Requirements | Reproduce the entries exactly.

begin Provided information

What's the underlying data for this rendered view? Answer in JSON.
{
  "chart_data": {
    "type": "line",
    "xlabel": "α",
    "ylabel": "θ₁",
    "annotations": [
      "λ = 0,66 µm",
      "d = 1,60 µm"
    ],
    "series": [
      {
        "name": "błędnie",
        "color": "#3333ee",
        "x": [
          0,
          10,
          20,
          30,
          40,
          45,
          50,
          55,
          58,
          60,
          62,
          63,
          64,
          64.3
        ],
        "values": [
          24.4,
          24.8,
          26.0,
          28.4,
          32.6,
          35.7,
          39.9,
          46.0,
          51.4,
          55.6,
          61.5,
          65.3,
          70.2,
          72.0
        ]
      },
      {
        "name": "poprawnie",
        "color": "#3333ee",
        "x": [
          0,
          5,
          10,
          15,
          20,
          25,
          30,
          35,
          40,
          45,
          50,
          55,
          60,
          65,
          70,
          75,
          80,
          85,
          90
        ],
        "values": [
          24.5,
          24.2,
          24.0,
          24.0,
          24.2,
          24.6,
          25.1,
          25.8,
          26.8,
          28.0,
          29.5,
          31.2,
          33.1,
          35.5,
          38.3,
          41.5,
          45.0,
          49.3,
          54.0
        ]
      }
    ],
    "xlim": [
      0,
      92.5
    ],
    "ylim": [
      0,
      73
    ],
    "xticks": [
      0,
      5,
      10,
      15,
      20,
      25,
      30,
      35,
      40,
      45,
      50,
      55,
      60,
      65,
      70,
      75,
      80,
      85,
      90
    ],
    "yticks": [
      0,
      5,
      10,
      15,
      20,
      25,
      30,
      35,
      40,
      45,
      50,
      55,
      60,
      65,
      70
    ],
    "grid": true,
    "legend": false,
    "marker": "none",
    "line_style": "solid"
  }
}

end Provided information

Written response |
What's the underlying data for this rendered view? Answer in JSON.
{
  "chart_data": {
    "type": "line",
    "xlabel": "α",
    "ylabel": "θ₁",
    "annotations": [
      "λ = 0,66 µm",
      "d = 1,60 µm"
    ],
    "series": [
      {
        "name": "błędnie",
        "color": "#3333ee",
        "x": [
          0,
          10,
          20,
          30,
          40,
          45,
          50,
          55,
          58,
          60,
          62,
          63,
          64,
          64.3
        ],
        "values": [
          24.4,
          24.8,
          26.0,
          28.4,
          32.6,
          35.7,
          39.9,
          46.0,
          51.4,
          55.6,
          61.5,
          65.3,
          70.2,
          72.0
        ]
      },
      {
        "name": "poprawnie",
        "color": "#3333ee",
        "x": [
          0,
          5,
          10,
          15,
          20,
          25,
          30,
          35,
          40,
          45,
          50,
          55,
          60,
          65,
          70,
          75,
          80,
          85,
          90
        ],
        "values": [
          24.5,
          24.2,
          24.0,
          24.0,
          24.2,
          24.6,
          25.1,
          25.8,
          26.8,
          28.0,
          29.5,
          31.2,
          33.1,
          35.5,
          38.3,
          41.5,
          45.0,
          49.3,
          54.0
        ]
      }
    ],
    "xlim": [
      0,
      92.5
    ],
    "ylim": [
      0,
      73
    ],
    "xticks": [
      0,
      5,
      10,
      15,
      20,
      25,
      30,
      35,
      40,
      45,
      50,
      55,
      60,
      65,
      70,
      75,
      80,
      85,
      90
    ],
    "yticks": [
      0,
      5,
      10,
      15,
      20,
      25,
      30,
      35,
      40,
      45,
      50,
      55,
      60,
      65,
      70
    ],
    "grid": true,
    "legend": false,
    "marker": "none",
    "line_style": "solid"
  }
}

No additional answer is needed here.